**Task to carry out**
In the material below, find each line holding the string "bookapp" and copy it.

---- Record set

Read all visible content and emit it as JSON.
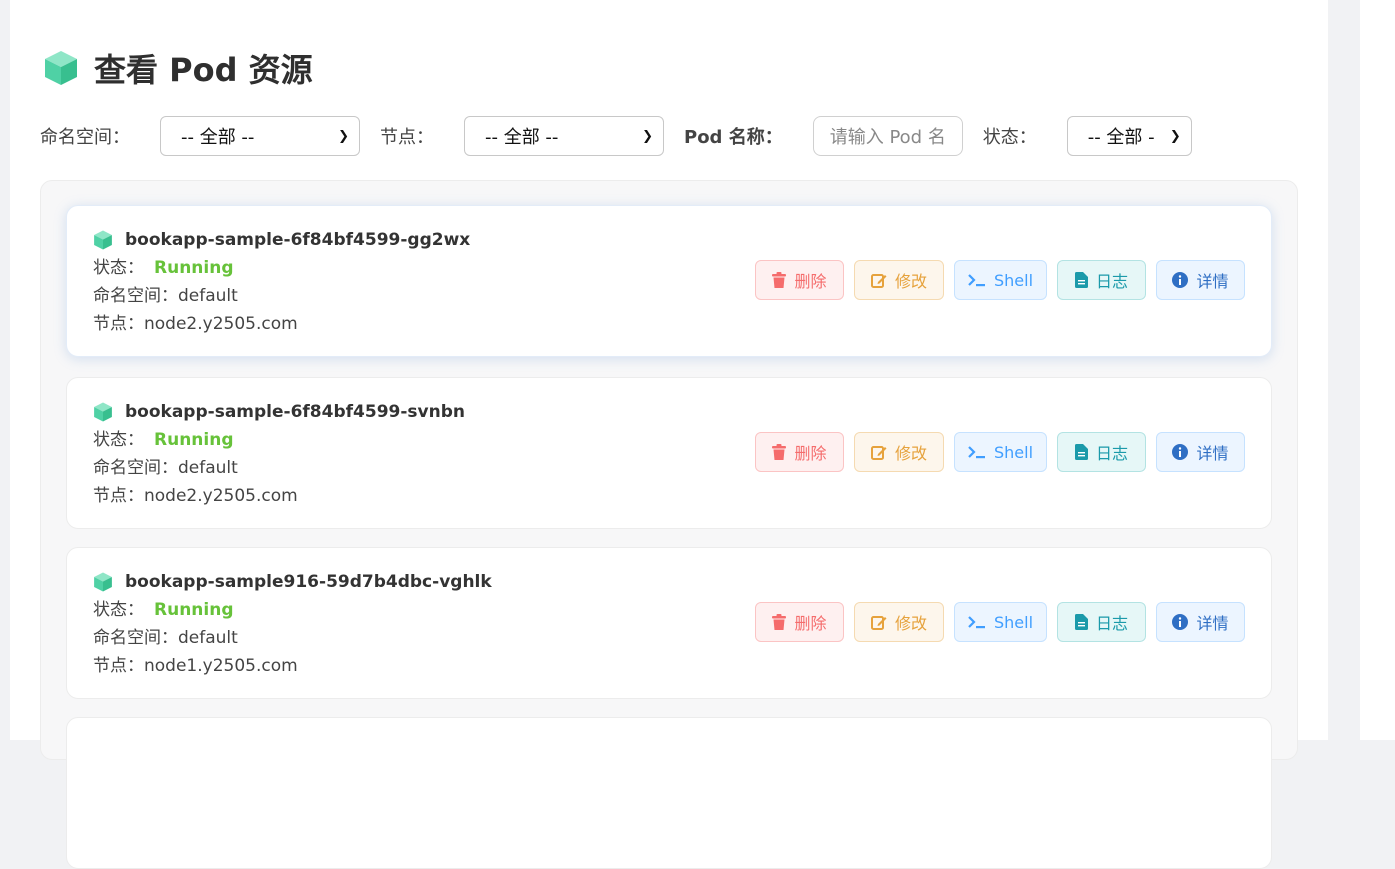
{
  "page": {
    "title": "查看 Pod 资源"
  },
  "filters": {
    "namespace": {
      "label": "命名空间：",
      "value": "-- 全部 --"
    },
    "node": {
      "label": "节点：",
      "value": "-- 全部 --"
    },
    "pod_name": {
      "label": "Pod 名称：",
      "placeholder": "请输入 Pod 名"
    },
    "status": {
      "label": "状态：",
      "value": "-- 全部 -"
    }
  },
  "labels": {
    "status": "状态：",
    "namespace": "命名空间：",
    "node": "节点："
  },
  "actions": {
    "delete": "删除",
    "edit": "修改",
    "shell": "Shell",
    "logs": "日志",
    "details": "详情"
  },
  "pods": [
    {
      "name": "bookapp-sample-6f84bf4599-gg2wx",
      "status": "Running",
      "namespace": "default",
      "node": "node2.y2505.com"
    },
    {
      "name": "bookapp-sample-6f84bf4599-svnbn",
      "status": "Running",
      "namespace": "default",
      "node": "node2.y2505.com"
    },
    {
      "name": "bookapp-sample916-59d7b4dbc-vghlk",
      "status": "Running",
      "namespace": "default",
      "node": "node1.y2505.com"
    }
  ],
  "icons": {
    "pod": "cube-icon",
    "delete": "trash-icon",
    "edit": "edit-icon",
    "shell": "terminal-icon",
    "logs": "file-icon",
    "details": "info-icon",
    "dropdown": "chevron-down-icon"
  },
  "colors": {
    "running": "#67c23a",
    "accent": "#4fd1a5"
  }
}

--------

**Output of the task**
      "name": "bookapp-sample-6f84bf4599-gg2wx",
      "name": "bookapp-sample-6f84bf4599-svnbn",
      "name": "bookapp-sample916-59d7b4dbc-vghlk",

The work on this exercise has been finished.